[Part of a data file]
──────────────────────────────

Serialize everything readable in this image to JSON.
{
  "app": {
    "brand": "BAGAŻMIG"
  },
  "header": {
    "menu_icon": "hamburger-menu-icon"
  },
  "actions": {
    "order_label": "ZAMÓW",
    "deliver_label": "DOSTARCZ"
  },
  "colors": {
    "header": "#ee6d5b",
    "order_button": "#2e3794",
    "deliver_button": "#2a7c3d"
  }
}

──────────────────────────────

◆ **Task directions**
Each line above is to be repeated exactly.

◆ **Correct answer**
Serialize everything readable in this image to JSON.
{
  "app": {
    "brand": "BAGAŻMIG"
  },
  "header": {
    "menu_icon": "hamburger-menu-icon"
  },
  "actions": {
    "order_label": "ZAMÓW",
    "deliver_label": "DOSTARCZ"
  },
  "colors": {
    "header": "#ee6d5b",
    "order_button": "#2e3794",
    "deliver_button": "#2a7c3d"
  }
}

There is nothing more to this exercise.